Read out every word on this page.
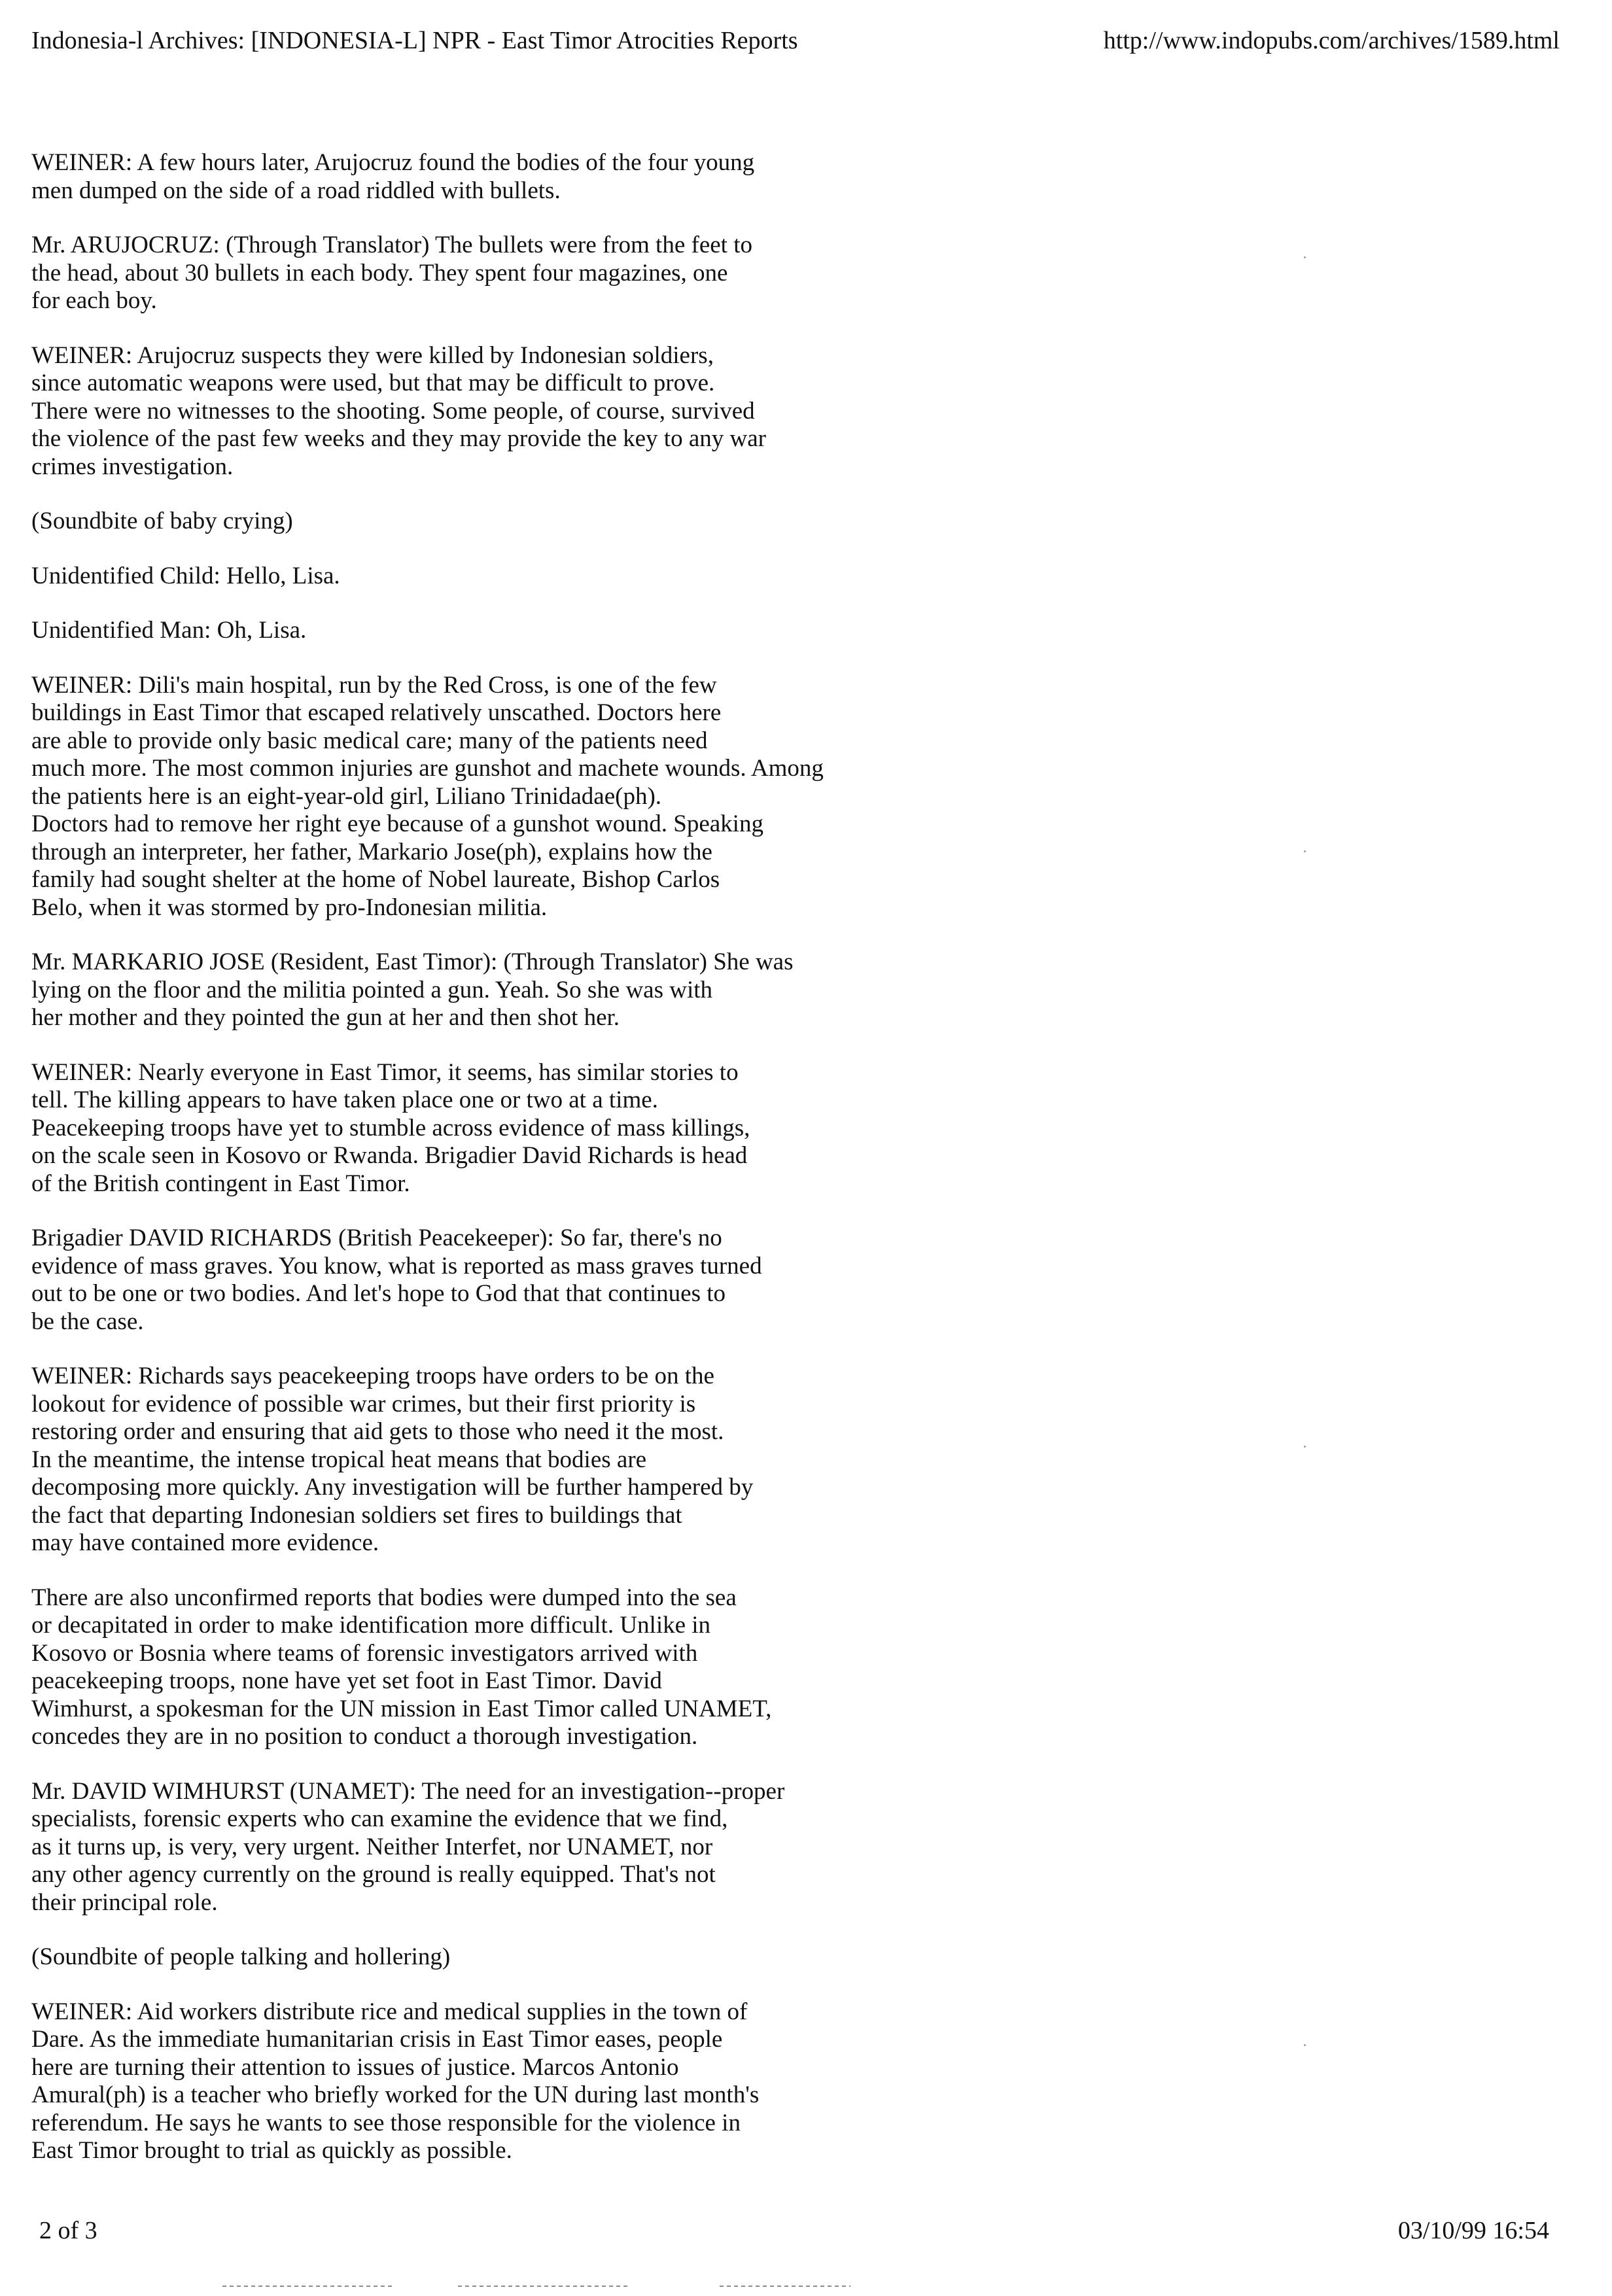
Indonesia-l Archives: [INDONESIA-L] NPR - East Timor Atrocities Reports	http://www.indopubs.com/archives/1589.html

WEINER: A few hours later, Arujocruz found the bodies of the four young
men dumped on the side of a road riddled with bullets.

Mr. ARUJOCRUZ: (Through Translator) The bullets were from the feet to
the head, about 30 bullets in each body. They spent four magazines, one
for each boy.

WEINER: Arujocruz suspects they were killed by Indonesian soldiers,
since automatic weapons were used, but that may be difficult to prove.
There were no witnesses to the shooting. Some people, of course, survived
the violence of the past few weeks and they may provide the key to any war
crimes investigation.

(Soundbite of baby crying)

Unidentified Child: Hello, Lisa.

Unidentified Man: Oh, Lisa.

WEINER: Dili's main hospital, run by the Red Cross, is one of the few
buildings in East Timor that escaped relatively unscathed. Doctors here
are able to provide only basic medical care; many of the patients need
much more. The most common injuries are gunshot and machete wounds. Among
the patients here is an eight-year-old girl, Liliano Trinidadae(ph).
Doctors had to remove her right eye because of a gunshot wound. Speaking
through an interpreter, her father, Markario Jose(ph), explains how the
family had sought shelter at the home of Nobel laureate, Bishop Carlos
Belo, when it was stormed by pro-Indonesian militia.

Mr. MARKARIO JOSE (Resident, East Timor): (Through Translator) She was
lying on the floor and the militia pointed a gun. Yeah. So she was with
her mother and they pointed the gun at her and then shot her.

WEINER: Nearly everyone in East Timor, it seems, has similar stories to
tell. The killing appears to have taken place one or two at a time.
Peacekeeping troops have yet to stumble across evidence of mass killings,
on the scale seen in Kosovo or Rwanda. Brigadier David Richards is head
of the British contingent in East Timor.

Brigadier DAVID RICHARDS (British Peacekeeper): So far, there's no
evidence of mass graves. You know, what is reported as mass graves turned
out to be one or two bodies. And let's hope to God that that continues to
be the case.

WEINER: Richards says peacekeeping troops have orders to be on the
lookout for evidence of possible war crimes, but their first priority is
restoring order and ensuring that aid gets to those who need it the most.
In the meantime, the intense tropical heat means that bodies are
decomposing more quickly. Any investigation will be further hampered by
the fact that departing Indonesian soldiers set fires to buildings that
may have contained more evidence.

There are also unconfirmed reports that bodies were dumped into the sea
or decapitated in order to make identification more difficult. Unlike in
Kosovo or Bosnia where teams of forensic investigators arrived with
peacekeeping troops, none have yet set foot in East Timor. David
Wimhurst, a spokesman for the UN mission in East Timor called UNAMET,
concedes they are in no position to conduct a thorough investigation.

Mr. DAVID WIMHURST (UNAMET): The need for an investigation--proper
specialists, forensic experts who can examine the evidence that we find,
as it turns up, is very, very urgent. Neither Interfet, nor UNAMET, nor
any other agency currently on the ground is really equipped. That's not
their principal role.

(Soundbite of people talking and hollering)

WEINER: Aid workers distribute rice and medical supplies in the town of
Dare. As the immediate humanitarian crisis in East Timor eases, people
here are turning their attention to issues of justice. Marcos Antonio
Amural(ph) is a teacher who briefly worked for the UN during last month's
referendum. He says he wants to see those responsible for the violence in
East Timor brought to trial as quickly as possible.

2 of 3	03/10/99 16:54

----

The response must repeat all the lines above exactly and include no pictures.

WRITTEN ANSWER:
Read out every word on this page.
Indonesia-l Archives: [INDONESIA-L] NPR - East Timor Atrocities Reports	http://www.indopubs.com/archives/1589.html

WEINER: A few hours later, Arujocruz found the bodies of the four young
men dumped on the side of a road riddled with bullets.

Mr. ARUJOCRUZ: (Through Translator) The bullets were from the feet to
the head, about 30 bullets in each body. They spent four magazines, one
for each boy.

WEINER: Arujocruz suspects they were killed by Indonesian soldiers,
since automatic weapons were used, but that may be difficult to prove.
There were no witnesses to the shooting. Some people, of course, survived
the violence of the past few weeks and they may provide the key to any war
crimes investigation.

(Soundbite of baby crying)

Unidentified Child: Hello, Lisa.

Unidentified Man: Oh, Lisa.

WEINER: Dili's main hospital, run by the Red Cross, is one of the few
buildings in East Timor that escaped relatively unscathed. Doctors here
are able to provide only basic medical care; many of the patients need
much more. The most common injuries are gunshot and machete wounds. Among
the patients here is an eight-year-old girl, Liliano Trinidadae(ph).
Doctors had to remove her right eye because of a gunshot wound. Speaking
through an interpreter, her father, Markario Jose(ph), explains how the
family had sought shelter at the home of Nobel laureate, Bishop Carlos
Belo, when it was stormed by pro-Indonesian militia.

Mr. MARKARIO JOSE (Resident, East Timor): (Through Translator) She was
lying on the floor and the militia pointed a gun. Yeah. So she was with
her mother and they pointed the gun at her and then shot her.

WEINER: Nearly everyone in East Timor, it seems, has similar stories to
tell. The killing appears to have taken place one or two at a time.
Peacekeeping troops have yet to stumble across evidence of mass killings,
on the scale seen in Kosovo or Rwanda. Brigadier David Richards is head
of the British contingent in East Timor.

Brigadier DAVID RICHARDS (British Peacekeeper): So far, there's no
evidence of mass graves. You know, what is reported as mass graves turned
out to be one or two bodies. And let's hope to God that that continues to
be the case.

WEINER: Richards says peacekeeping troops have orders to be on the
lookout for evidence of possible war crimes, but their first priority is
restoring order and ensuring that aid gets to those who need it the most.
In the meantime, the intense tropical heat means that bodies are
decomposing more quickly. Any investigation will be further hampered by
the fact that departing Indonesian soldiers set fires to buildings that
may have contained more evidence.

There are also unconfirmed reports that bodies were dumped into the sea
or decapitated in order to make identification more difficult. Unlike in
Kosovo or Bosnia where teams of forensic investigators arrived with
peacekeeping troops, none have yet set foot in East Timor. David
Wimhurst, a spokesman for the UN mission in East Timor called UNAMET,
concedes they are in no position to conduct a thorough investigation.

Mr. DAVID WIMHURST (UNAMET): The need for an investigation--proper
specialists, forensic experts who can examine the evidence that we find,
as it turns up, is very, very urgent. Neither Interfet, nor UNAMET, nor
any other agency currently on the ground is really equipped. That's not
their principal role.

(Soundbite of people talking and hollering)

WEINER: Aid workers distribute rice and medical supplies in the town of
Dare. As the immediate humanitarian crisis in East Timor eases, people
here are turning their attention to issues of justice. Marcos Antonio
Amural(ph) is a teacher who briefly worked for the UN during last month's
referendum. He says he wants to see those responsible for the violence in
East Timor brought to trial as quickly as possible.

2 of 3	03/10/99 16:54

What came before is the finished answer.